> _Given data_:
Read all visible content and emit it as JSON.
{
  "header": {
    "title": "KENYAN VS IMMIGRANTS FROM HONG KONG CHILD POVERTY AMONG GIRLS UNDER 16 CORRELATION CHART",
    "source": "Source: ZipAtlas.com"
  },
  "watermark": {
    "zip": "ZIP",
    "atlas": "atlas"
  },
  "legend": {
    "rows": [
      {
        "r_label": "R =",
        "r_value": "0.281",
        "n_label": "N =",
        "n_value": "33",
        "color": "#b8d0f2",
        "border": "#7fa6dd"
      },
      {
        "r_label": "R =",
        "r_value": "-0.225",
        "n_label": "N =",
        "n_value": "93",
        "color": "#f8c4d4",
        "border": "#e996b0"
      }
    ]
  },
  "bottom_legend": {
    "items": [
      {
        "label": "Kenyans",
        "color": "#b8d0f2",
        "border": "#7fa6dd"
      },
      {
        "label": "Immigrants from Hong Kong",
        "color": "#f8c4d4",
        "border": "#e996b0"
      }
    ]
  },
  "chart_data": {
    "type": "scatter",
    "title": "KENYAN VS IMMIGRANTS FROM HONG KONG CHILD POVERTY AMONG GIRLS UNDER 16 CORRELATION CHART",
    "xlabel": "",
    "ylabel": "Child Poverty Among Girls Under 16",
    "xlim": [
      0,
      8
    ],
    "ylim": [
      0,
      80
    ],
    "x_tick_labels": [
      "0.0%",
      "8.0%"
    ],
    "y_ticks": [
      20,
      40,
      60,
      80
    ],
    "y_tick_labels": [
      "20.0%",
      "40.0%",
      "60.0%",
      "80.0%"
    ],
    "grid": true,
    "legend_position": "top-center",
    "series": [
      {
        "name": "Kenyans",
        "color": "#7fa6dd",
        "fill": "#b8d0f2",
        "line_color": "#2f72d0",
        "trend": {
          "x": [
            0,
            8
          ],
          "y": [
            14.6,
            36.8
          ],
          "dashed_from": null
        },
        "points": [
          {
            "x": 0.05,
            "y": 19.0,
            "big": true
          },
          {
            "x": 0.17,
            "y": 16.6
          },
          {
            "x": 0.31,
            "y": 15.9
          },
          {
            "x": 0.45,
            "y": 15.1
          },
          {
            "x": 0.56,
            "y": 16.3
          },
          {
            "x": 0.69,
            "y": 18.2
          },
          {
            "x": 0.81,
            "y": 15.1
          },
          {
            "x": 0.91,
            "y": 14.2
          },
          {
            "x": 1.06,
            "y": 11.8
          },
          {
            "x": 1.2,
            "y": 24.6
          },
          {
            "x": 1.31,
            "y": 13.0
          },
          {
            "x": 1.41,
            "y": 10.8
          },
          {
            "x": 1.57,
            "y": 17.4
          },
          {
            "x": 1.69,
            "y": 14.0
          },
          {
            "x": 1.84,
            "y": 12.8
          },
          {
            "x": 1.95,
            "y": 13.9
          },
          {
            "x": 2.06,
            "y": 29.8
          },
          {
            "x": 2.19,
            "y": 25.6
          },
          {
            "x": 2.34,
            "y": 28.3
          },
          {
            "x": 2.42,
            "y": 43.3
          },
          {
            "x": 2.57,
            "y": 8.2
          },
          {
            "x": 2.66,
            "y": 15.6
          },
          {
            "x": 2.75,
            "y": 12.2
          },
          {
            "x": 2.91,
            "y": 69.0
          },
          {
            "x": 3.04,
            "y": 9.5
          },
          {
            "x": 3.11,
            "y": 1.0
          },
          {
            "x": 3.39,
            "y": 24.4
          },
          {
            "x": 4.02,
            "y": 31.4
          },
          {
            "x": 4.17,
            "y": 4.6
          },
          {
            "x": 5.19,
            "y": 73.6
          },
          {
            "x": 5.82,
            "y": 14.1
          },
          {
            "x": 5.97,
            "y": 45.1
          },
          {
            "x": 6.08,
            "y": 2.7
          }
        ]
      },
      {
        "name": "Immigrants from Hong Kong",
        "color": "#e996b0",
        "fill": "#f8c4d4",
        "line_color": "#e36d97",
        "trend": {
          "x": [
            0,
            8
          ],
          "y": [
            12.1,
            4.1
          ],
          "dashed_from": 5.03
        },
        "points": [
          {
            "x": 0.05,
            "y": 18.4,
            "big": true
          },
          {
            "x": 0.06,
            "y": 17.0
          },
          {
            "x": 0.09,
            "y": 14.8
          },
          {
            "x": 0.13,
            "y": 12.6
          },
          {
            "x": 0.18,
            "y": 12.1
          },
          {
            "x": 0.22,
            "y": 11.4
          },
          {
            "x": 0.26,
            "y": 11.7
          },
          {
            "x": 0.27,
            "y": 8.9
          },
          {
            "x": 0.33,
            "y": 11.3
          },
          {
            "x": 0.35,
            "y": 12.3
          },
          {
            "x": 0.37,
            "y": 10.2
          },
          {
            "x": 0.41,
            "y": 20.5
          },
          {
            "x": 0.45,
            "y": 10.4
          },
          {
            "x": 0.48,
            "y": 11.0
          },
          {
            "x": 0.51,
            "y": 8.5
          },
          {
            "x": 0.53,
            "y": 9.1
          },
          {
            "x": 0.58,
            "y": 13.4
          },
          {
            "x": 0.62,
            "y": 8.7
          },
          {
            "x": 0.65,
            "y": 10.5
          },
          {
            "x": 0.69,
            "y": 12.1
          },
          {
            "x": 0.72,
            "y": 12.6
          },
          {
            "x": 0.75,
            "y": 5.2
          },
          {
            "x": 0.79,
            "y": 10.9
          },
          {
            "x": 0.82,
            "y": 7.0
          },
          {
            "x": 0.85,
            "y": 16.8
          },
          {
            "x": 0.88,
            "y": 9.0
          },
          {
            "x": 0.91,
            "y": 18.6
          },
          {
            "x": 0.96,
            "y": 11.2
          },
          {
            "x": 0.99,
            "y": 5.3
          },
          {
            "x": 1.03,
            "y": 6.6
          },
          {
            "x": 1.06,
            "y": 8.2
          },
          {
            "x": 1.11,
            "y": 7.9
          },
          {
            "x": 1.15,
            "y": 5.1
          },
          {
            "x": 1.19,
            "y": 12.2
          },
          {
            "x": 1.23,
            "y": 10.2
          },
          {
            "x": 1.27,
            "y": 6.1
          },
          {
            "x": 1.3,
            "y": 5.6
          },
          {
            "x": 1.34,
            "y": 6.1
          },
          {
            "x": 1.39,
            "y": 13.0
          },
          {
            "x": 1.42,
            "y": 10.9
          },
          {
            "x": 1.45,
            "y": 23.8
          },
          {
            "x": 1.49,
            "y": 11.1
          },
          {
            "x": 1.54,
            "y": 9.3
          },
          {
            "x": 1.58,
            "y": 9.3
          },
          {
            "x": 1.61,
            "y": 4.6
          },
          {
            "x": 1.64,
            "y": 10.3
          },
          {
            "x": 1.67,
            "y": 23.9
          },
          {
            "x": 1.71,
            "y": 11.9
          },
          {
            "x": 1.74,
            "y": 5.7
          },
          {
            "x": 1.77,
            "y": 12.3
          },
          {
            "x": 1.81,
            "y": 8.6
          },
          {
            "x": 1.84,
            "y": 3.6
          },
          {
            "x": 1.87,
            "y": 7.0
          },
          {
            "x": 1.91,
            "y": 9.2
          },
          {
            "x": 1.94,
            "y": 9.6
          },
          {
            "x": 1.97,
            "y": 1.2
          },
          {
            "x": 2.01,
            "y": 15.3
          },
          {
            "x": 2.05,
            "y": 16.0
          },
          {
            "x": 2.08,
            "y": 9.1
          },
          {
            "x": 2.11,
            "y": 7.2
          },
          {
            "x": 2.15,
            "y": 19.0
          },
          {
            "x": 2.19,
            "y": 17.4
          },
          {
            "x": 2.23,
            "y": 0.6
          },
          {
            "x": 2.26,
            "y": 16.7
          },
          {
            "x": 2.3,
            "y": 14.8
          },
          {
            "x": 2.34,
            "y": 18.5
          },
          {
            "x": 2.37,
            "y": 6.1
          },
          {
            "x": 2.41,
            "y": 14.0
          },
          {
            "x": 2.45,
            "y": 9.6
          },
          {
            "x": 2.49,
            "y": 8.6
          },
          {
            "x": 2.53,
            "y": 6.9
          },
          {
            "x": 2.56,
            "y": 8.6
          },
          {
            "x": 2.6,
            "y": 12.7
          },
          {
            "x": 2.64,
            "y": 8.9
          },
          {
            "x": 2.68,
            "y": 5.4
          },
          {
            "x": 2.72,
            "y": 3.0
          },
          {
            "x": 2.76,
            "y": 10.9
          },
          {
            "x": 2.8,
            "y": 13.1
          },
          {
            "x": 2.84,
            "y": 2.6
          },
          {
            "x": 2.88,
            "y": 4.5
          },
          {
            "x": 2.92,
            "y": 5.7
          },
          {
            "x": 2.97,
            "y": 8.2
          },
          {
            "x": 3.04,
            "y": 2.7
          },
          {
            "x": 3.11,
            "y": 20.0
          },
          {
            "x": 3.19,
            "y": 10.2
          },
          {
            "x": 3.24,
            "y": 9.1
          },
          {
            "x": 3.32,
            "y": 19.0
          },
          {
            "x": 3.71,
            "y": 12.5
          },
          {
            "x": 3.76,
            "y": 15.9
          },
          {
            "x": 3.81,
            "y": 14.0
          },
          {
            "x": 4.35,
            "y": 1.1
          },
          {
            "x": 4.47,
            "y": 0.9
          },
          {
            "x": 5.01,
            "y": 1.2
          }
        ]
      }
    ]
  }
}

> _Your task_:
Pull out every line containing "name".

> _Complete response_:
        "name": "Kenyans",
        "name": "Immigrants from Hong Kong",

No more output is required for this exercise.